Items from a dataset

** Begin **

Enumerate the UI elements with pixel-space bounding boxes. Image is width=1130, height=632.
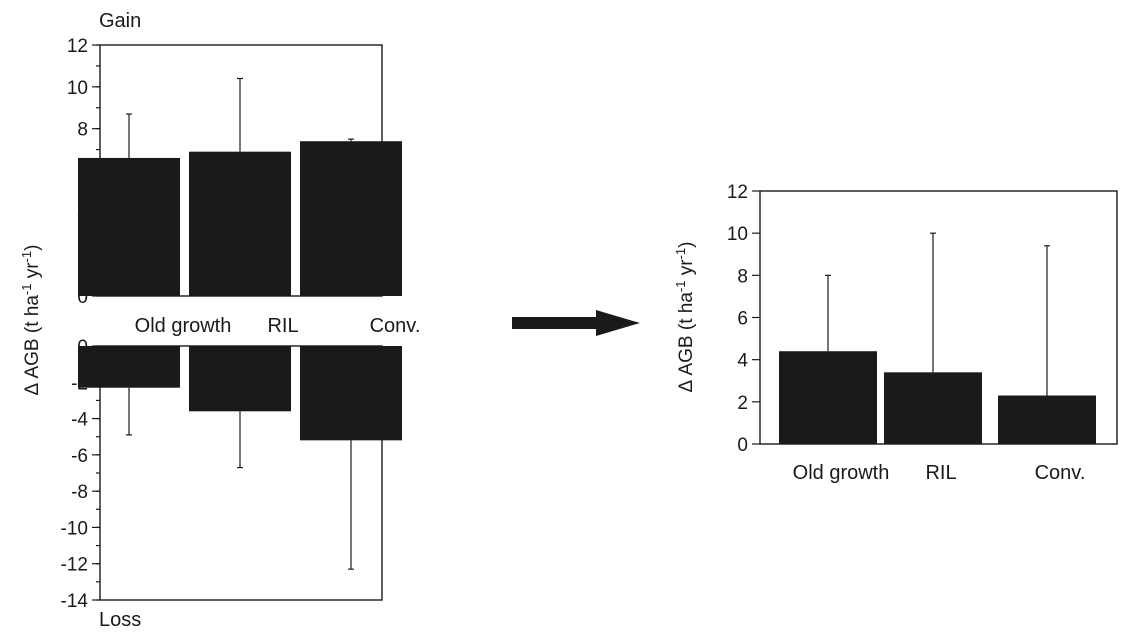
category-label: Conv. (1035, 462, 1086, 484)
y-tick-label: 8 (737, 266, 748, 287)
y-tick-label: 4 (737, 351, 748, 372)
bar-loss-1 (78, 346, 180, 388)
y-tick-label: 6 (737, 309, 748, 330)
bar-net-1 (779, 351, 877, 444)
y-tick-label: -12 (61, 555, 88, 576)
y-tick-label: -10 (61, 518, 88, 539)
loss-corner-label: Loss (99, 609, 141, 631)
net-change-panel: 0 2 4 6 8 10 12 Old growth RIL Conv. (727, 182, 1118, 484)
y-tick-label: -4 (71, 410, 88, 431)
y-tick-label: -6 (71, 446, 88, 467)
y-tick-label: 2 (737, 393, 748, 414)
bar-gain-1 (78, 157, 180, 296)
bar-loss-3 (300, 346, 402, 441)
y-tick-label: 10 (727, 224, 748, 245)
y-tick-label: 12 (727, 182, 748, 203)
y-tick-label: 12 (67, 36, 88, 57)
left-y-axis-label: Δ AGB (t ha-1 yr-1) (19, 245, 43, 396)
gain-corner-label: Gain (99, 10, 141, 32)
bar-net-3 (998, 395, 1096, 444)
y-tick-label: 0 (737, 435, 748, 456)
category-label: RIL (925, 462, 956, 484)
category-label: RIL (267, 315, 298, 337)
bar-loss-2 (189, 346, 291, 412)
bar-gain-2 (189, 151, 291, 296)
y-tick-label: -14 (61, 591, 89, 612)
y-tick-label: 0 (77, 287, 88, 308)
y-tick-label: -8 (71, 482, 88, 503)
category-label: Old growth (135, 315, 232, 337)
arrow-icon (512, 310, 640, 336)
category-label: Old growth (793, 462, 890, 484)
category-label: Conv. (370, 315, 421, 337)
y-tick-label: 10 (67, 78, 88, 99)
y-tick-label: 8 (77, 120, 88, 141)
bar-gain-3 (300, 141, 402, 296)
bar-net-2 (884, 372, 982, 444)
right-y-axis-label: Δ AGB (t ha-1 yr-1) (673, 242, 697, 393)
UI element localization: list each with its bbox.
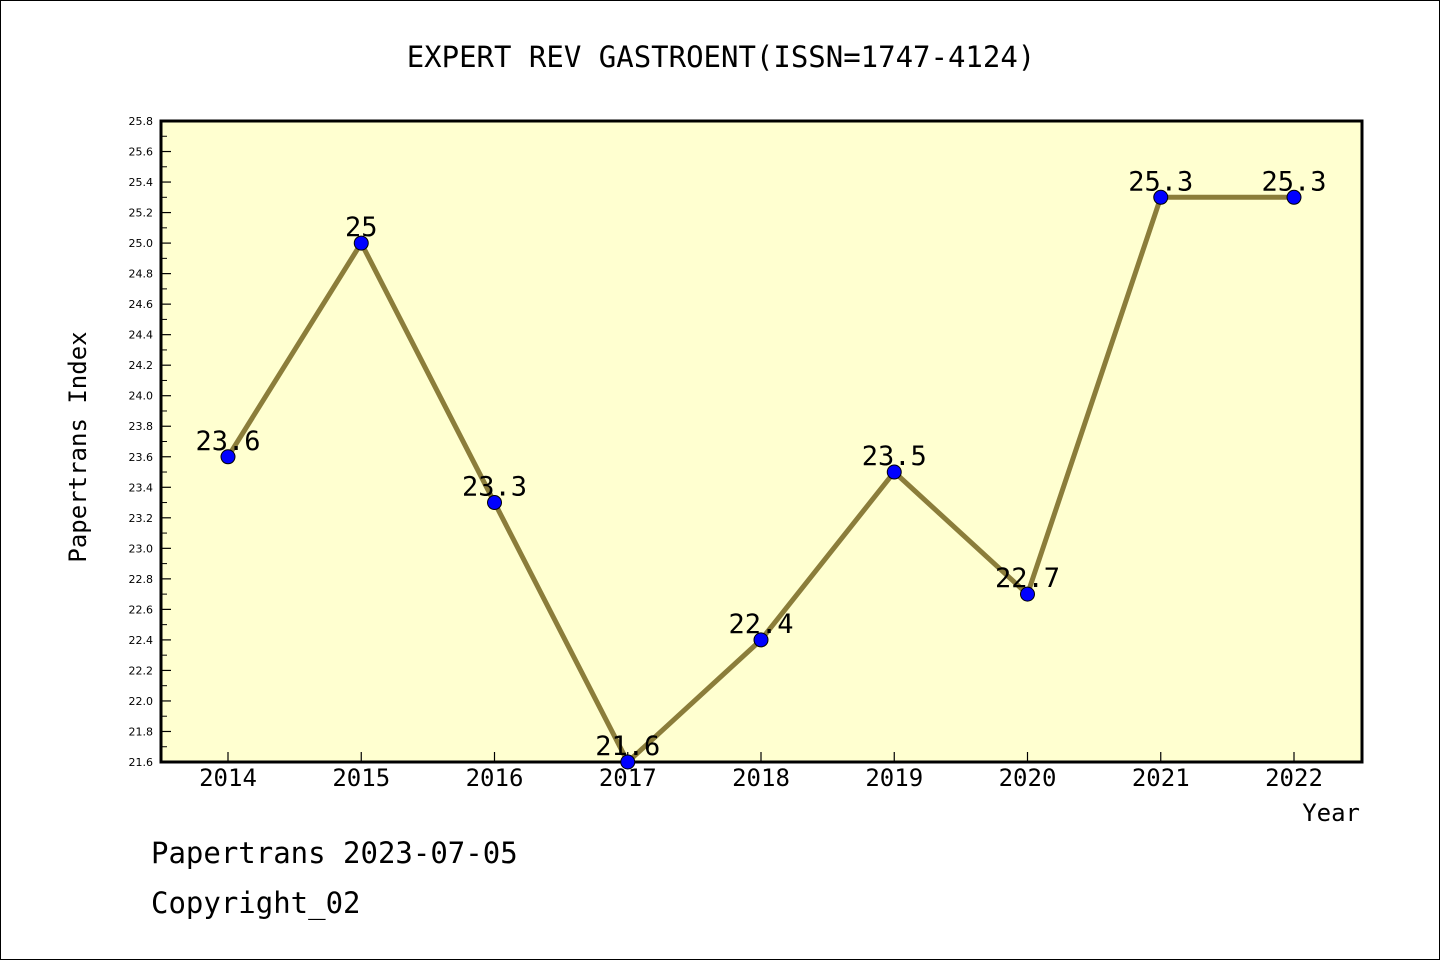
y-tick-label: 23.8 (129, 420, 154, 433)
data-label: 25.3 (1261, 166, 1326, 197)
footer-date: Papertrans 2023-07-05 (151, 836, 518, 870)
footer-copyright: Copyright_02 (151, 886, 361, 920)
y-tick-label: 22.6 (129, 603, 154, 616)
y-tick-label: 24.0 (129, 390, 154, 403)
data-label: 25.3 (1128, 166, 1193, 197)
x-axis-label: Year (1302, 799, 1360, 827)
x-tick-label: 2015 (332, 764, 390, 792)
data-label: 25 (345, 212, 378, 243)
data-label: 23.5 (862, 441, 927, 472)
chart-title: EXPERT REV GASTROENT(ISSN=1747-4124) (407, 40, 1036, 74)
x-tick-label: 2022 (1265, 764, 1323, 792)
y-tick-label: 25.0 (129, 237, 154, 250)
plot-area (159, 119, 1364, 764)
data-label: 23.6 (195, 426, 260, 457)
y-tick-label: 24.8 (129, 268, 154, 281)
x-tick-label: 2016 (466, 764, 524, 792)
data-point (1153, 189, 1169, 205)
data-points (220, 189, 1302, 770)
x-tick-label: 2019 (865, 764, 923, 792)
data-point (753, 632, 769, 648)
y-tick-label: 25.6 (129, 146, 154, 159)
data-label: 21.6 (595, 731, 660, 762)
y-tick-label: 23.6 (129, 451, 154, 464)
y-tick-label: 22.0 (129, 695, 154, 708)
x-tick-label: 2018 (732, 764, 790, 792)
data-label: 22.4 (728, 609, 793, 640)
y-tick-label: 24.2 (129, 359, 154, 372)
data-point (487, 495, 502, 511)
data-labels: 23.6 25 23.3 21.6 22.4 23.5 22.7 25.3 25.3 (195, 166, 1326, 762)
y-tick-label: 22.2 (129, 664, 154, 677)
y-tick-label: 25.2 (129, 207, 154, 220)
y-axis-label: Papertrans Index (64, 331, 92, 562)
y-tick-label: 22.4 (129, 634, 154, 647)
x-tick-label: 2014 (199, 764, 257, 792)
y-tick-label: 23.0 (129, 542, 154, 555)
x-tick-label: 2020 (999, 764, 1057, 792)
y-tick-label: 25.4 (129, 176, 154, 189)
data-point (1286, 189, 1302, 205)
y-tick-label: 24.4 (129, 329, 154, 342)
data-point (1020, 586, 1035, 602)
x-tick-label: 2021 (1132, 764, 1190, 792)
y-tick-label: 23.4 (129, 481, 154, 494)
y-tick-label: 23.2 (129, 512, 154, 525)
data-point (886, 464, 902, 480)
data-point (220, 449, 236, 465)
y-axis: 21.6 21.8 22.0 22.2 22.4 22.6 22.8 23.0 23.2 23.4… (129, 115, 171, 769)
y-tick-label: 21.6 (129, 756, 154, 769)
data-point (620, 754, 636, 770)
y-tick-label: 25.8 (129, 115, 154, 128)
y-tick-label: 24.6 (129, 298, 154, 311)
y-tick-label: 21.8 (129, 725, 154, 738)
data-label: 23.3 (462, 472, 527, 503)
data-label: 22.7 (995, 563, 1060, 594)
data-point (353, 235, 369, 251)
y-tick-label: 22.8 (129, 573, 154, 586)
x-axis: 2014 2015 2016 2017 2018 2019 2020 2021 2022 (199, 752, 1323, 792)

** End **

Reproduce all of the records above line for line, without changing anything, but leave the pictures out of your answer.

Right answer »
Enumerate the UI elements with pixel-space bounding boxes. Image is width=1130, height=632.
category-label: Conv. (1035, 462, 1086, 484)
y-tick-label: 8 (737, 266, 748, 287)
y-tick-label: 4 (737, 351, 748, 372)
bar-loss-1 (78, 346, 180, 388)
y-tick-label: 6 (737, 309, 748, 330)
bar-net-1 (779, 351, 877, 444)
y-tick-label: -12 (61, 555, 88, 576)
y-tick-label: -10 (61, 518, 88, 539)
loss-corner-label: Loss (99, 609, 141, 631)
net-change-panel: 0 2 4 6 8 10 12 Old growth RIL Conv. (727, 182, 1118, 484)
y-tick-label: -4 (71, 410, 88, 431)
y-tick-label: -6 (71, 446, 88, 467)
y-tick-label: 2 (737, 393, 748, 414)
bar-gain-1 (78, 157, 180, 296)
bar-loss-3 (300, 346, 402, 441)
y-tick-label: 10 (727, 224, 748, 245)
y-tick-label: 12 (727, 182, 748, 203)
y-tick-label: 12 (67, 36, 88, 57)
left-y-axis-label: Δ AGB (t ha-1 yr-1) (19, 245, 43, 396)
gain-corner-label: Gain (99, 10, 141, 32)
bar-net-3 (998, 395, 1096, 444)
y-tick-label: 0 (737, 435, 748, 456)
category-label: RIL (925, 462, 956, 484)
category-label: RIL (267, 315, 298, 337)
bar-loss-2 (189, 346, 291, 412)
bar-gain-2 (189, 151, 291, 296)
y-tick-label: -14 (61, 591, 89, 612)
y-tick-label: 0 (77, 287, 88, 308)
y-tick-label: -8 (71, 482, 88, 503)
category-label: Old growth (135, 315, 232, 337)
arrow-icon (512, 310, 640, 336)
category-label: Old growth (793, 462, 890, 484)
category-label: Conv. (370, 315, 421, 337)
y-tick-label: 10 (67, 78, 88, 99)
y-tick-label: 8 (77, 120, 88, 141)
bar-gain-3 (300, 141, 402, 296)
bar-net-2 (884, 372, 982, 444)
right-y-axis-label: Δ AGB (t ha-1 yr-1) (673, 242, 697, 393)
UI element localization: list each with its bbox.
y-tick-label: 23.8 (129, 420, 154, 433)
data-label: 25.3 (1261, 166, 1326, 197)
footer-date: Papertrans 2023-07-05 (151, 836, 518, 870)
footer-copyright: Copyright_02 (151, 886, 361, 920)
y-tick-label: 22.6 (129, 603, 154, 616)
y-tick-label: 24.0 (129, 390, 154, 403)
data-label: 25.3 (1128, 166, 1193, 197)
x-axis-label: Year (1302, 799, 1360, 827)
x-tick-label: 2015 (332, 764, 390, 792)
data-label: 25 (345, 212, 378, 243)
data-label: 23.5 (862, 441, 927, 472)
chart-title: EXPERT REV GASTROENT(ISSN=1747-4124) (407, 40, 1036, 74)
x-tick-label: 2022 (1265, 764, 1323, 792)
y-tick-label: 25.0 (129, 237, 154, 250)
plot-area (159, 119, 1364, 764)
data-label: 23.6 (195, 426, 260, 457)
y-tick-label: 24.8 (129, 268, 154, 281)
x-tick-label: 2016 (466, 764, 524, 792)
data-point (1153, 189, 1169, 205)
data-points (220, 189, 1302, 770)
x-tick-label: 2019 (865, 764, 923, 792)
data-point (753, 632, 769, 648)
y-tick-label: 25.6 (129, 146, 154, 159)
data-label: 21.6 (595, 731, 660, 762)
y-tick-label: 23.6 (129, 451, 154, 464)
y-tick-label: 22.0 (129, 695, 154, 708)
x-tick-label: 2018 (732, 764, 790, 792)
data-label: 22.4 (728, 609, 793, 640)
y-tick-label: 24.2 (129, 359, 154, 372)
data-point (487, 495, 502, 511)
data-labels: 23.6 25 23.3 21.6 22.4 23.5 22.7 25.3 25.3 (195, 166, 1326, 762)
y-tick-label: 22.2 (129, 664, 154, 677)
y-tick-label: 25.2 (129, 207, 154, 220)
y-axis-label: Papertrans Index (64, 331, 92, 562)
y-tick-label: 22.4 (129, 634, 154, 647)
x-tick-label: 2014 (199, 764, 257, 792)
y-tick-label: 23.0 (129, 542, 154, 555)
x-tick-label: 2020 (999, 764, 1057, 792)
y-tick-label: 25.4 (129, 176, 154, 189)
data-point (1286, 189, 1302, 205)
y-tick-label: 24.4 (129, 329, 154, 342)
data-point (1020, 586, 1035, 602)
x-tick-label: 2021 (1132, 764, 1190, 792)
y-tick-label: 23.4 (129, 481, 154, 494)
y-tick-label: 23.2 (129, 512, 154, 525)
data-point (886, 464, 902, 480)
data-point (220, 449, 236, 465)
y-axis: 21.6 21.8 22.0 22.2 22.4 22.6 22.8 23.0 23.2 23.4… (129, 115, 171, 769)
y-tick-label: 21.6 (129, 756, 154, 769)
data-point (620, 754, 636, 770)
y-tick-label: 25.8 (129, 115, 154, 128)
y-tick-label: 24.6 (129, 298, 154, 311)
y-tick-label: 21.8 (129, 725, 154, 738)
data-label: 23.3 (462, 472, 527, 503)
data-label: 22.7 (995, 563, 1060, 594)
data-point (353, 235, 369, 251)
y-tick-label: 22.8 (129, 573, 154, 586)
x-axis: 2014 2015 2016 2017 2018 2019 2020 2021 2022 (199, 752, 1323, 792)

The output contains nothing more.